Urbino, parecchi anni prima. Diego è venuto con Laura da Milano per provare a vivere in Urbino, o meglio, nella sua campagna. E’ la controrivoluzione degli anni ’70/’80, quando tramontate ormai tutte le fantasie nate nei ’60, “apocalittici e integrati” s’inventarono la fuga nell’arcadia (che non c’è se non l’hai dentro!) quale atto ultimo di ribellione. Tanti ne sono come loro, perduti dietro sogni bucolici soltanto. Sogni ahimè, da cui spesso ci si desta con i calli nelle mani, la schiena a pezzi e il conto in banca prosciugato (e gli occhi piangono...), che quello della terra non è hobby per piedi dolci di città, ma lavoro vero che deve entrarti dentro con il latte della mamma, il vino del babbo e le bestemmie del nonno masticate col catarro mentre scanna il coniglio tramortito che la nonna tiene per i piedi...

Sono due borghesi, d’altra parte. Persone colte, con una biblioteca privata molto più ricca e fornita della loro capacità di far rendere la terra, e allevare e poi uccidere quel che tu stesso hai messo su con le tue di mani. Grazie a Dio, dico io. Prima del loro ritorno in Lombardia infatti, avremo modo di frequentarci e manco poco. Io, loro e i loro libri. Tanti e interessanti, specie poi quelli di Diego. Massone in sonno. Moderatamente interessato d’esoterismo, lo stesso poi per Laura, con una predilezione per l’astrologia ed i tarocchi. Cristiani entrambi. Fatto sta che di libri gliene chiesi in prestito parecchi...

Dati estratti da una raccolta
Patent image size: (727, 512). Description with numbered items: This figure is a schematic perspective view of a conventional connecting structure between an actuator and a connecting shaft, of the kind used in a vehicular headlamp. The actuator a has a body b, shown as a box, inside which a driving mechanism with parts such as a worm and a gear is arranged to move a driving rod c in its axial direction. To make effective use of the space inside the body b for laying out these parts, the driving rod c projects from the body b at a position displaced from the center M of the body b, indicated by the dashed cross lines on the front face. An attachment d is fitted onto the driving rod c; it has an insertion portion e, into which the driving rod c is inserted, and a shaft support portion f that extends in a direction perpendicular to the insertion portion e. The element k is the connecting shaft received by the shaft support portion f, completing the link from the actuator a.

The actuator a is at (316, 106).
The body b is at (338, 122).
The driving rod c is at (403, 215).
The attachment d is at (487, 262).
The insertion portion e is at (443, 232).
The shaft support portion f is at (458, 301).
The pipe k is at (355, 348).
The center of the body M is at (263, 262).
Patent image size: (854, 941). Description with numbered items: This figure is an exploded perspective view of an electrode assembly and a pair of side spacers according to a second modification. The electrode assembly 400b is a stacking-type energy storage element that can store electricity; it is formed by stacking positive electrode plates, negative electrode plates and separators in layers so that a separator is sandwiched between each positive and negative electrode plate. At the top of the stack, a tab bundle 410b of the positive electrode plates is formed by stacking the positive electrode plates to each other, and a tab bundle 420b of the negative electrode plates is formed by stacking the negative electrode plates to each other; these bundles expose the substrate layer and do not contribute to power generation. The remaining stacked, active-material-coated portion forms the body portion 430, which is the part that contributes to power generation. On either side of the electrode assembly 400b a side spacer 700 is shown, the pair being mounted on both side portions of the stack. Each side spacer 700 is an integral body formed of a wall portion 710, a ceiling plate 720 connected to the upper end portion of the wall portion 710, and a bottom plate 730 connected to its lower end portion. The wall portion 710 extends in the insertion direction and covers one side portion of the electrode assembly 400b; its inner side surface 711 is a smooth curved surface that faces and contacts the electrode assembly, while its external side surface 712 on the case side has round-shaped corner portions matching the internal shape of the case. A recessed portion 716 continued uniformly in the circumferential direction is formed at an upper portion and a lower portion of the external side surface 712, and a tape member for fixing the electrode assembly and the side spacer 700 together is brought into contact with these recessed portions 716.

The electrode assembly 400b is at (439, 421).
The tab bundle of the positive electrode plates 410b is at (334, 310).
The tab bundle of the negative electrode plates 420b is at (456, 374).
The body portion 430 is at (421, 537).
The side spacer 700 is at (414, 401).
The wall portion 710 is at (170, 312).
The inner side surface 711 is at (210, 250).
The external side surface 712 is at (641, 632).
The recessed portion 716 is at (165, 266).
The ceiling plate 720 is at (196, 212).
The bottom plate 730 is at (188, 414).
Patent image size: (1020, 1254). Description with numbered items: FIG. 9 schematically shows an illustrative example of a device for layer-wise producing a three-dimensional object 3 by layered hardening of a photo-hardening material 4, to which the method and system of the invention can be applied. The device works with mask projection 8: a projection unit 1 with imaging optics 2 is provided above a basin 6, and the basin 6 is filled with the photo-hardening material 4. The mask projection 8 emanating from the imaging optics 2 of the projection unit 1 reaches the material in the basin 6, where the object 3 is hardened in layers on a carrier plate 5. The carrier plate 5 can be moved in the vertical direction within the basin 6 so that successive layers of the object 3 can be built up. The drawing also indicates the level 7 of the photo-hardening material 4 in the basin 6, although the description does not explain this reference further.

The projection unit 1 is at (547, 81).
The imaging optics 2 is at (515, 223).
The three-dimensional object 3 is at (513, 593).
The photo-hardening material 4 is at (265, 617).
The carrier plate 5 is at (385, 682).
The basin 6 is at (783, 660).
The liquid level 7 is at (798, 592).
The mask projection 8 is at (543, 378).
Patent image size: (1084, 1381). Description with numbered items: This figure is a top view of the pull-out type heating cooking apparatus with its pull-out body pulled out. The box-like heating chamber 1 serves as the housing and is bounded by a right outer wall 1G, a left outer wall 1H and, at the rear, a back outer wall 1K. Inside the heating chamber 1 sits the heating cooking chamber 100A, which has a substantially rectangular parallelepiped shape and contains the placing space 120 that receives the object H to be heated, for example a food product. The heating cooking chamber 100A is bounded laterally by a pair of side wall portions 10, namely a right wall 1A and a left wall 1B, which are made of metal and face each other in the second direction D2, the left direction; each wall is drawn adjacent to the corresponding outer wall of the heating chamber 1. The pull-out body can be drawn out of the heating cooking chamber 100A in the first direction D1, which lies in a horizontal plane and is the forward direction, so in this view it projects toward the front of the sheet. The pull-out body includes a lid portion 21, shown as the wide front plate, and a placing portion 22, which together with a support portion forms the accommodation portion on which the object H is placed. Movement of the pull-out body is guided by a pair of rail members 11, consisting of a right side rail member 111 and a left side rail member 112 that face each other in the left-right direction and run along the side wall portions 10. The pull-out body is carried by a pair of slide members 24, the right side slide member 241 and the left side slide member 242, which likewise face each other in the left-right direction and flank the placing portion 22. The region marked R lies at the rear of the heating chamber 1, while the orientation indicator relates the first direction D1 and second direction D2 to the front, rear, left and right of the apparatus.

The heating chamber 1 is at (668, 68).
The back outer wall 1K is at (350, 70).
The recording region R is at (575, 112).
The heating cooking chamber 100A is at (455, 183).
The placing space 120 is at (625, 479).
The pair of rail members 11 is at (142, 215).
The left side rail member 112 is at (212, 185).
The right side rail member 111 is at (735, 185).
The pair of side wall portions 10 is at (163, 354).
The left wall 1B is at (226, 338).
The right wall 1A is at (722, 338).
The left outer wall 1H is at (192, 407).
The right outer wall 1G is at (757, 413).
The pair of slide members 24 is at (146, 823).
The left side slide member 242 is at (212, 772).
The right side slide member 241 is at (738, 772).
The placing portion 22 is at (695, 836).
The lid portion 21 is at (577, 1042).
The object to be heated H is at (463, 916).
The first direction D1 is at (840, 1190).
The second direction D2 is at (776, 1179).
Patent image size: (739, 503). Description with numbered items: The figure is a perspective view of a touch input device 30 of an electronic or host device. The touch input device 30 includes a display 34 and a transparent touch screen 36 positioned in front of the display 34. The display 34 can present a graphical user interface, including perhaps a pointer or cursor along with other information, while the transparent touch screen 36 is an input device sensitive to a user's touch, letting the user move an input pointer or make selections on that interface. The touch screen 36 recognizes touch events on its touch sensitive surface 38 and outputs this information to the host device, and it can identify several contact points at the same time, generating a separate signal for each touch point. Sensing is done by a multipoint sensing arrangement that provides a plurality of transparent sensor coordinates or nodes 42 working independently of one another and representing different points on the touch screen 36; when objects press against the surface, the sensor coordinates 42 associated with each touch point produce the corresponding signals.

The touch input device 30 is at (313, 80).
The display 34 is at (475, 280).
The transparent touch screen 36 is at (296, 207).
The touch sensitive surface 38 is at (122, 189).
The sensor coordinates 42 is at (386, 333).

▶ _OBIETTIVO_: Puoi stampare, dal brano su Diego e Laura, il tratto che va da "Urbino, parecchi anni" fino a "per i piedi..."? Per rispondere basati soltanto sul brano.

▶ _RISPOSTA AL PROBLEMA_:
Urbino, parecchi anni prima. Diego è venuto con Laura da Milano per provare a vivere in Urbino, o meglio, nella sua campagna. E’ la controrivoluzione degli anni ’70/’80, quando tramontate ormai tutte le fantasie nate nei ’60, “apocalittici e integrati” s’inventarono la fuga nell’arcadia (che non c’è se non l’hai dentro!) quale atto ultimo di ribellione. Tanti ne sono come loro, perduti dietro sogni bucolici soltanto. Sogni ahimè, da cui spesso ci si desta con i calli nelle mani, la schiena a pezzi e il conto in banca prosciugato (e gli occhi piangono...), che quello della terra non è hobby per piedi dolci di città, ma lavoro vero che deve entrarti dentro con il latte della mamma, il vino del babbo e le bestemmie del nonno masticate col catarro mentre scanna il coniglio tramortito che la nonna tiene per i piedi...